Problem to solve: Print every entry exactly as written.

BEGIN

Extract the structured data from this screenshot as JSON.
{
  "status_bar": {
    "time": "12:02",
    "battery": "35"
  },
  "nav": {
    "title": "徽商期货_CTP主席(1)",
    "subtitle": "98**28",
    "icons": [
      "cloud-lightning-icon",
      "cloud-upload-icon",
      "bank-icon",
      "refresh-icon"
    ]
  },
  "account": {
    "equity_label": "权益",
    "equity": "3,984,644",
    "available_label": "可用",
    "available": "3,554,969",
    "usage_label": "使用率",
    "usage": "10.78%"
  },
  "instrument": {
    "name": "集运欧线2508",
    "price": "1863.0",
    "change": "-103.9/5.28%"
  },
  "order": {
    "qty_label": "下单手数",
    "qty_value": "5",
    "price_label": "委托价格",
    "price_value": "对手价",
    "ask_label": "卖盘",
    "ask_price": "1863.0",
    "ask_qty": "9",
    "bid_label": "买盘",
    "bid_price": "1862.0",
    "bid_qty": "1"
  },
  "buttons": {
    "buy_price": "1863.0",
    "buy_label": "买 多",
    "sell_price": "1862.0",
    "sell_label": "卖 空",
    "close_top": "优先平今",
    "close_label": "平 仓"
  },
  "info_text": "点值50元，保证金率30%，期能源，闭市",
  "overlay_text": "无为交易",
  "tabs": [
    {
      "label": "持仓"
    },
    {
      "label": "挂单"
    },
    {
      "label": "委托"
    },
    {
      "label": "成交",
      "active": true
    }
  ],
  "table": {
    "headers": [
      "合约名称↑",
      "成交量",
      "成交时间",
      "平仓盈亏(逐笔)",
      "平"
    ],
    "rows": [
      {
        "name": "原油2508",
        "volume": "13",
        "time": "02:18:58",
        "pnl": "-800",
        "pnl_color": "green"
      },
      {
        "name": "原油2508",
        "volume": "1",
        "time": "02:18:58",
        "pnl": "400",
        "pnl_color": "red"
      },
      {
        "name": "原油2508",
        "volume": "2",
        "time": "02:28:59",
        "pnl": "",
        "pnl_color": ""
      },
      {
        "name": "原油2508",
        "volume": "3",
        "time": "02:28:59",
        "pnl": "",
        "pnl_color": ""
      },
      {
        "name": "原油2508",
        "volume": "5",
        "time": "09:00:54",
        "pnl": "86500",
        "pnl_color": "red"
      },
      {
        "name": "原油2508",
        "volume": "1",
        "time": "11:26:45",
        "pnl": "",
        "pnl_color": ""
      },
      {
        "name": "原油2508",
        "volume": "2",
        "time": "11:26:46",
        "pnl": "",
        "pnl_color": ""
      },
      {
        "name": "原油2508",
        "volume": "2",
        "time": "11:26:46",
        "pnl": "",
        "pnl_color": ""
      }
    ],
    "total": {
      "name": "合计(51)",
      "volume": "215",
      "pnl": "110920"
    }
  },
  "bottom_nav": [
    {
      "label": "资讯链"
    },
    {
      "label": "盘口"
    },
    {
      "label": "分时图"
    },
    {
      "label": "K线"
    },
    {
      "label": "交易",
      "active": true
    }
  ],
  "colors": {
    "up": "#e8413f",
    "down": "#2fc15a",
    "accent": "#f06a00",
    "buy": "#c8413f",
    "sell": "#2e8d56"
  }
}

END

Final result:
Extract the structured data from this screenshot as JSON.
{
  "status_bar": {
    "time": "12:02",
    "battery": "35"
  },
  "nav": {
    "title": "徽商期货_CTP主席(1)",
    "subtitle": "98**28",
    "icons": [
      "cloud-lightning-icon",
      "cloud-upload-icon",
      "bank-icon",
      "refresh-icon"
    ]
  },
  "account": {
    "equity_label": "权益",
    "equity": "3,984,644",
    "available_label": "可用",
    "available": "3,554,969",
    "usage_label": "使用率",
    "usage": "10.78%"
  },
  "instrument": {
    "name": "集运欧线2508",
    "price": "1863.0",
    "change": "-103.9/5.28%"
  },
  "order": {
    "qty_label": "下单手数",
    "qty_value": "5",
    "price_label": "委托价格",
    "price_value": "对手价",
    "ask_label": "卖盘",
    "ask_price": "1863.0",
    "ask_qty": "9",
    "bid_label": "买盘",
    "bid_price": "1862.0",
    "bid_qty": "1"
  },
  "buttons": {
    "buy_price": "1863.0",
    "buy_label": "买 多",
    "sell_price": "1862.0",
    "sell_label": "卖 空",
    "close_top": "优先平今",
    "close_label": "平 仓"
  },
  "info_text": "点值50元，保证金率30%，期能源，闭市",
  "overlay_text": "无为交易",
  "tabs": [
    {
      "label": "持仓"
    },
    {
      "label": "挂单"
    },
    {
      "label": "委托"
    },
    {
      "label": "成交",
      "active": true
    }
  ],
  "table": {
    "headers": [
      "合约名称↑",
      "成交量",
      "成交时间",
      "平仓盈亏(逐笔)",
      "平"
    ],
    "rows": [
      {
        "name": "原油2508",
        "volume": "13",
        "time": "02:18:58",
        "pnl": "-800",
        "pnl_color": "green"
      },
      {
        "name": "原油2508",
        "volume": "1",
        "time": "02:18:58",
        "pnl": "400",
        "pnl_color": "red"
      },
      {
        "name": "原油2508",
        "volume": "2",
        "time": "02:28:59",
        "pnl": "",
        "pnl_color": ""
      },
      {
        "name": "原油2508",
        "volume": "3",
        "time": "02:28:59",
        "pnl": "",
        "pnl_color": ""
      },
      {
        "name": "原油2508",
        "volume": "5",
        "time": "09:00:54",
        "pnl": "86500",
        "pnl_color": "red"
      },
      {
        "name": "原油2508",
        "volume": "1",
        "time": "11:26:45",
        "pnl": "",
        "pnl_color": ""
      },
      {
        "name": "原油2508",
        "volume": "2",
        "time": "11:26:46",
        "pnl": "",
        "pnl_color": ""
      },
      {
        "name": "原油2508",
        "volume": "2",
        "time": "11:26:46",
        "pnl": "",
        "pnl_color": ""
      }
    ],
    "total": {
      "name": "合计(51)",
      "volume": "215",
      "pnl": "110920"
    }
  },
  "bottom_nav": [
    {
      "label": "资讯链"
    },
    {
      "label": "盘口"
    },
    {
      "label": "分时图"
    },
    {
      "label": "K线"
    },
    {
      "label": "交易",
      "active": true
    }
  ],
  "colors": {
    "up": "#e8413f",
    "down": "#2fc15a",
    "accent": "#f06a00",
    "buy": "#c8413f",
    "sell": "#2e8d56"
  }
}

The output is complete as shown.